EXERCISE DIRECTIONS:
Work through the data and report how many lines include the string "semi", giving the number alone.

===== ENTRIES =====

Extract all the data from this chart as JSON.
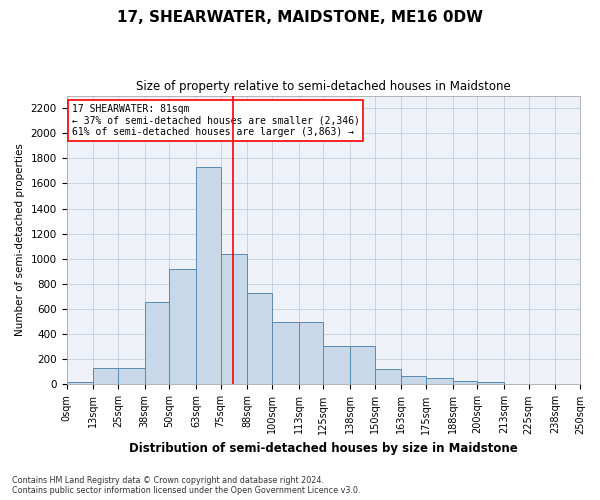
{
  "title": "17, SHEARWATER, MAIDSTONE, ME16 0DW",
  "subtitle": "Size of property relative to semi-detached houses in Maidstone",
  "xlabel": "Distribution of semi-detached houses by size in Maidstone",
  "ylabel": "Number of semi-detached properties",
  "bar_color": "#c8d8e8",
  "bar_edge_color": "#5a8ab0",
  "grid_color": "#c0cfe0",
  "background_color": "#eef2f8",
  "property_size": 81,
  "annotation_line1": "17 SHEARWATER: 81sqm",
  "annotation_line2": "← 37% of semi-detached houses are smaller (2,346)",
  "annotation_line3": "61% of semi-detached houses are larger (3,863) →",
  "bins": [
    0,
    13,
    25,
    38,
    50,
    63,
    75,
    88,
    100,
    113,
    125,
    138,
    150,
    163,
    175,
    188,
    200,
    213,
    225,
    238,
    250
  ],
  "counts": [
    20,
    130,
    130,
    660,
    920,
    1730,
    1040,
    730,
    500,
    500,
    310,
    310,
    120,
    70,
    50,
    25,
    20,
    5,
    5,
    5
  ],
  "ylim": [
    0,
    2300
  ],
  "yticks": [
    0,
    200,
    400,
    600,
    800,
    1000,
    1200,
    1400,
    1600,
    1800,
    2000,
    2200
  ],
  "footnote": "Contains HM Land Registry data © Crown copyright and database right 2024.\nContains public sector information licensed under the Open Government Licence v3.0.",
  "figsize": [
    6.0,
    5.0
  ],
  "dpi": 100
}
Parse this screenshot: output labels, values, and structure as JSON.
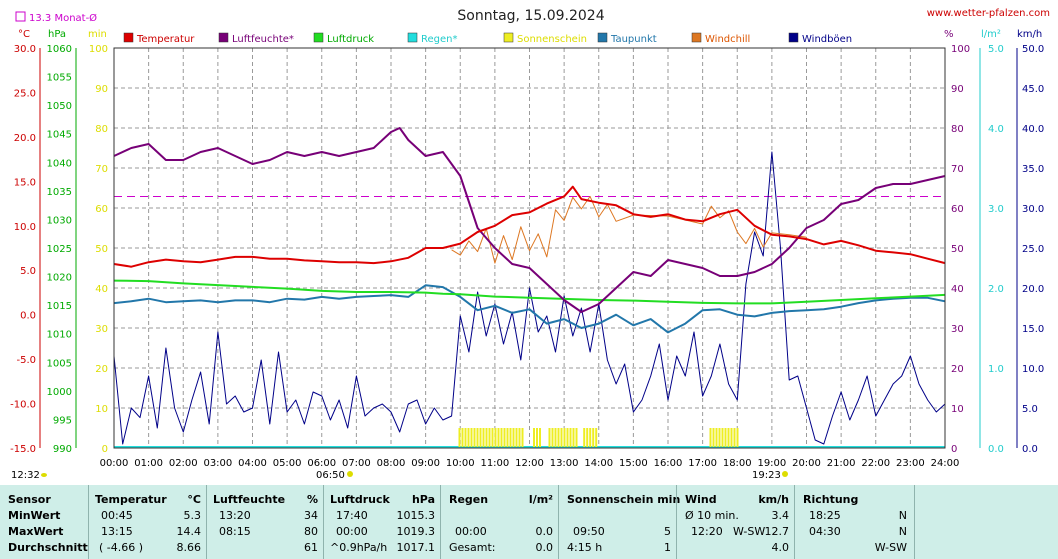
{
  "title": "Sonntag, 15.09.2024",
  "site": "www.wetter-pfalzen.com",
  "avg_label": "13.3 Monat-Ø",
  "units": {
    "temp": "°C",
    "pressure": "hPa",
    "sunshine": "min",
    "humidity": "%",
    "rain": "l/m²",
    "wind": "km/h"
  },
  "left_axes": {
    "temp": [
      "30.0",
      "25.0",
      "20.0",
      "15.0",
      "10.0",
      "5.0",
      "0.0",
      "-5.0",
      "-10.0",
      "-15.0"
    ],
    "pressure": [
      "1060",
      "1055",
      "1050",
      "1045",
      "1040",
      "1035",
      "1030",
      "1025",
      "1020",
      "1015",
      "1010",
      "1005",
      "1000",
      "995",
      "990"
    ],
    "sunshine": [
      "100",
      "90",
      "80",
      "70",
      "60",
      "50",
      "40",
      "30",
      "20",
      "10",
      "0"
    ]
  },
  "right_axes": {
    "humidity": [
      "100",
      "90",
      "80",
      "70",
      "60",
      "50",
      "40",
      "30",
      "20",
      "10",
      "0"
    ],
    "rain": [
      "5.0",
      "4.0",
      "3.0",
      "2.0",
      "1.0",
      "0.0"
    ],
    "wind": [
      "50.0",
      "45.0",
      "40.0",
      "35.0",
      "30.0",
      "25.0",
      "20.0",
      "15.0",
      "10.0",
      "5.0",
      "0.0"
    ]
  },
  "x_ticks": [
    "00:00",
    "01:00",
    "02:00",
    "03:00",
    "04:00",
    "05:00",
    "06:00",
    "07:00",
    "08:00",
    "09:00",
    "10:00",
    "11:00",
    "12:00",
    "13:00",
    "14:00",
    "15:00",
    "16:00",
    "17:00",
    "18:00",
    "19:00",
    "20:00",
    "21:00",
    "22:00",
    "23:00",
    "24:00"
  ],
  "sun_times": {
    "moonset": "12:32",
    "sunrise": "06:50",
    "sunset": "19:23"
  },
  "legend": [
    {
      "label": "Temperatur",
      "color": "#dd0000",
      "text_color": "#cc0000"
    },
    {
      "label": "Luftfeuchte*",
      "color": "#770077",
      "text_color": "#770077"
    },
    {
      "label": "Luftdruck",
      "color": "#22dd22",
      "text_color": "#00aa00"
    },
    {
      "label": "Regen*",
      "color": "#22dddd",
      "text_color": "#22cccc"
    },
    {
      "label": "Sonnenschein",
      "color": "#eeee22",
      "text_color": "#dddd00"
    },
    {
      "label": "Taupunkt",
      "color": "#2277aa",
      "text_color": "#2277aa"
    },
    {
      "label": "Windchill",
      "color": "#dd7722",
      "text_color": "#dd5500"
    },
    {
      "label": "Windböen",
      "color": "#000088",
      "text_color": "#000088"
    }
  ],
  "chart_data": {
    "type": "line",
    "x_unit": "hour",
    "x_range": [
      0,
      24
    ],
    "month_avg_temp": 13.3,
    "temp_axis": [
      -15,
      30
    ],
    "pressure_axis": [
      990,
      1060
    ],
    "humidity_axis": [
      0,
      100
    ],
    "wind_axis": [
      0,
      50
    ],
    "series": [
      {
        "name": "Temperatur",
        "unit": "°C",
        "color": "#dd0000",
        "x": [
          0,
          0.5,
          1,
          1.5,
          2,
          2.5,
          3,
          3.5,
          4,
          4.5,
          5,
          5.5,
          6,
          6.5,
          7,
          7.5,
          8,
          8.5,
          9,
          9.5,
          10,
          10.5,
          11,
          11.5,
          12,
          12.5,
          13,
          13.25,
          13.5,
          14,
          14.5,
          15,
          15.5,
          16,
          16.5,
          17,
          17.5,
          18,
          18.5,
          19,
          19.5,
          20,
          20.5,
          21,
          21.5,
          22,
          22.5,
          23,
          23.5,
          24
        ],
        "values": [
          5.7,
          5.4,
          5.9,
          6.2,
          6.0,
          5.9,
          6.2,
          6.5,
          6.5,
          6.3,
          6.3,
          6.1,
          6.0,
          5.9,
          5.9,
          5.8,
          6.0,
          6.4,
          7.5,
          7.5,
          8.0,
          9.3,
          10.0,
          11.2,
          11.5,
          12.5,
          13.3,
          14.4,
          13.0,
          12.6,
          12.3,
          11.3,
          11.0,
          11.3,
          10.7,
          10.5,
          11.3,
          11.8,
          10.0,
          9.0,
          8.8,
          8.5,
          7.9,
          8.3,
          7.8,
          7.2,
          7.0,
          6.8,
          6.3,
          5.8
        ]
      },
      {
        "name": "Luftfeuchte*",
        "unit": "%",
        "color": "#770077",
        "x": [
          0,
          0.5,
          1,
          1.5,
          2,
          2.5,
          3,
          3.5,
          4,
          4.5,
          5,
          5.5,
          6,
          6.5,
          7,
          7.5,
          8,
          8.25,
          8.5,
          9,
          9.5,
          10,
          10.5,
          11,
          11.5,
          12,
          12.5,
          13,
          13.5,
          14,
          14.5,
          15,
          15.5,
          16,
          16.5,
          17,
          17.5,
          18,
          18.5,
          19,
          19.5,
          20,
          20.5,
          21,
          21.5,
          22,
          22.5,
          23,
          23.5,
          24
        ],
        "values": [
          73,
          75,
          76,
          72,
          72,
          74,
          75,
          73,
          71,
          72,
          74,
          73,
          74,
          73,
          74,
          75,
          79,
          80,
          77,
          73,
          74,
          68,
          55,
          50,
          46,
          45,
          41,
          37,
          34,
          36,
          40,
          44,
          43,
          47,
          46,
          45,
          43,
          43,
          44,
          46,
          50,
          55,
          57,
          61,
          62,
          65,
          66,
          66,
          67,
          68
        ]
      },
      {
        "name": "Luftdruck",
        "unit": "hPa",
        "color": "#22dd22",
        "x": [
          0,
          1,
          2,
          3,
          4,
          5,
          6,
          7,
          8,
          9,
          9.5,
          10,
          11,
          12,
          13,
          14,
          15,
          16,
          17,
          18,
          19,
          20,
          21,
          22,
          23,
          24
        ],
        "values": [
          1019.3,
          1019.2,
          1018.8,
          1018.5,
          1018.2,
          1017.9,
          1017.5,
          1017.3,
          1017.3,
          1017.2,
          1017.0,
          1016.9,
          1016.5,
          1016.3,
          1016.1,
          1015.9,
          1015.8,
          1015.6,
          1015.4,
          1015.3,
          1015.3,
          1015.6,
          1015.9,
          1016.2,
          1016.5,
          1016.8
        ]
      },
      {
        "name": "Taupunkt",
        "unit": "°C",
        "color": "#2277aa",
        "x": [
          0,
          0.5,
          1,
          1.5,
          2,
          2.5,
          3,
          3.5,
          4,
          4.5,
          5,
          5.5,
          6,
          6.5,
          7,
          7.5,
          8,
          8.5,
          9,
          9.5,
          10,
          10.5,
          11,
          11.5,
          12,
          12.5,
          13,
          13.5,
          14,
          14.5,
          15,
          15.5,
          16,
          16.5,
          17,
          17.5,
          18,
          18.5,
          19,
          19.5,
          20,
          20.5,
          21,
          21.5,
          22,
          22.5,
          23,
          23.5,
          24
        ],
        "values": [
          1.3,
          1.5,
          1.8,
          1.4,
          1.5,
          1.6,
          1.4,
          1.6,
          1.6,
          1.4,
          1.8,
          1.7,
          2.0,
          1.8,
          2.0,
          2.1,
          2.2,
          2.0,
          3.3,
          3.1,
          2.0,
          0.5,
          1.0,
          0.2,
          0.6,
          -1.0,
          -0.5,
          -1.5,
          -1.0,
          0.0,
          -1.2,
          -0.5,
          -2.0,
          -1.0,
          0.5,
          0.6,
          0.0,
          -0.2,
          0.2,
          0.4,
          0.5,
          0.6,
          0.9,
          1.3,
          1.6,
          1.8,
          1.9,
          1.9,
          1.5
        ]
      },
      {
        "name": "Windchill",
        "unit": "°C",
        "color": "#dd7722",
        "x": [
          9.75,
          10,
          10.25,
          10.5,
          10.75,
          11,
          11.25,
          11.5,
          11.75,
          12,
          12.25,
          12.5,
          12.75,
          13,
          13.25,
          13.5,
          13.75,
          14,
          14.25,
          14.5,
          15,
          16,
          17,
          17.25,
          17.5,
          17.75,
          18,
          18.25,
          18.5,
          18.75,
          19,
          19.5,
          20
        ],
        "values": [
          7.3,
          6.7,
          8.3,
          7.1,
          9.7,
          5.8,
          8.9,
          6.2,
          9.9,
          7.2,
          9.1,
          6.5,
          11.8,
          10.6,
          13.2,
          11.9,
          13.3,
          11.0,
          12.4,
          10.5,
          11.2,
          11.1,
          10.2,
          12.2,
          10.9,
          11.7,
          9.3,
          8.0,
          9.7,
          7.6,
          9.2,
          9.0,
          8.7
        ]
      },
      {
        "name": "Windböen",
        "unit": "km/h",
        "color": "#000088",
        "x": [
          0,
          0.25,
          0.5,
          0.75,
          1,
          1.25,
          1.5,
          1.75,
          2,
          2.25,
          2.5,
          2.75,
          3,
          3.25,
          3.5,
          3.75,
          4,
          4.25,
          4.5,
          4.75,
          5,
          5.25,
          5.5,
          5.75,
          6,
          6.25,
          6.5,
          6.75,
          7,
          7.25,
          7.5,
          7.75,
          8,
          8.25,
          8.5,
          8.75,
          9,
          9.25,
          9.5,
          9.75,
          10,
          10.25,
          10.5,
          10.75,
          11,
          11.25,
          11.5,
          11.75,
          12,
          12.25,
          12.5,
          12.75,
          13,
          13.25,
          13.5,
          13.75,
          14,
          14.25,
          14.5,
          14.75,
          15,
          15.25,
          15.5,
          15.75,
          16,
          16.25,
          16.5,
          16.75,
          17,
          17.25,
          17.5,
          17.75,
          18,
          18.25,
          18.5,
          18.75,
          19,
          19.25,
          19.5,
          19.75,
          20,
          20.25,
          20.5,
          20.75,
          21,
          21.25,
          21.5,
          21.75,
          22,
          22.25,
          22.5,
          22.75,
          23,
          23.25,
          23.5,
          23.75,
          24
        ],
        "values": [
          11.5,
          0.5,
          5.0,
          3.8,
          9.0,
          2.5,
          12.5,
          5.0,
          2.0,
          6.0,
          9.5,
          3.0,
          14.5,
          5.5,
          6.5,
          4.5,
          5.0,
          11.0,
          3.0,
          12.0,
          4.5,
          6.0,
          3.0,
          7.0,
          6.5,
          3.5,
          6.0,
          2.5,
          9.0,
          4.0,
          5.0,
          5.5,
          4.5,
          2.0,
          5.5,
          6.0,
          3.0,
          5.0,
          3.5,
          4.0,
          16.5,
          12.0,
          19.5,
          14.0,
          18.0,
          13.0,
          17.0,
          11.0,
          20.0,
          14.5,
          16.5,
          12.0,
          19.0,
          14.0,
          17.5,
          12.0,
          18.0,
          11.0,
          8.0,
          10.5,
          4.5,
          6.0,
          9.0,
          13.0,
          6.0,
          11.5,
          9.0,
          14.5,
          6.5,
          9.0,
          13.0,
          8.0,
          6.0,
          20.5,
          27.0,
          24.0,
          37.0,
          25.0,
          8.5,
          9.0,
          5.0,
          1.0,
          0.5,
          4.0,
          7.0,
          3.5,
          6.0,
          9.0,
          4.0,
          6.0,
          8.0,
          9.0,
          11.5,
          8.0,
          6.0,
          4.5,
          5.5
        ]
      },
      {
        "name": "Sonnenschein",
        "unit": "min",
        "color": "#eeee22",
        "intervals": [
          [
            9.95,
            11.8
          ],
          [
            12.1,
            12.35
          ],
          [
            12.55,
            13.4
          ],
          [
            13.55,
            13.95
          ],
          [
            17.2,
            18.05
          ]
        ],
        "value": 5
      }
    ]
  },
  "stats": {
    "sensor": {
      "header": "Sensor",
      "rows": [
        "MinWert",
        "MaxWert",
        "Durchschnitt"
      ]
    },
    "temperature": {
      "header": "Temperatur",
      "unit": "°C",
      "rows": [
        [
          "00:45",
          "5.3"
        ],
        [
          "13:15",
          "14.4"
        ],
        [
          "( -4.66 )",
          "8.66"
        ]
      ]
    },
    "humidity": {
      "header": "Luftfeuchte",
      "unit": "%",
      "rows": [
        [
          "13:20",
          "34"
        ],
        [
          "08:15",
          "80"
        ],
        [
          "",
          "61"
        ]
      ]
    },
    "pressure": {
      "header": "Luftdruck",
      "unit": "hPa",
      "rows": [
        [
          "17:40",
          "1015.3"
        ],
        [
          "00:00",
          "1019.3"
        ],
        [
          "^0.9hPa/h",
          "1017.1"
        ]
      ]
    },
    "rain": {
      "header": "Regen",
      "unit": "l/m²",
      "rows": [
        [
          "",
          ""
        ],
        [
          "00:00",
          "0.0"
        ],
        [
          "Gesamt:",
          "0.0"
        ]
      ]
    },
    "sunshine": {
      "header": "Sonnenschein min",
      "unit": "",
      "rows": [
        [
          "",
          ""
        ],
        [
          "09:50",
          "5"
        ],
        [
          "4:15 h",
          "1"
        ]
      ]
    },
    "wind": {
      "header": "Wind",
      "unit": "km/h",
      "rows": [
        [
          "Ø 10 min.",
          "",
          "3.4"
        ],
        [
          "12:20",
          "W-SW",
          "12.7"
        ],
        [
          "",
          "",
          "4.0"
        ]
      ]
    },
    "direction": {
      "header": "Richtung",
      "rows": [
        [
          "18:25",
          "N"
        ],
        [
          "04:30",
          "N"
        ],
        [
          "",
          "W-SW"
        ]
      ]
    }
  }
}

=====

CORRECT RESPONSE:
5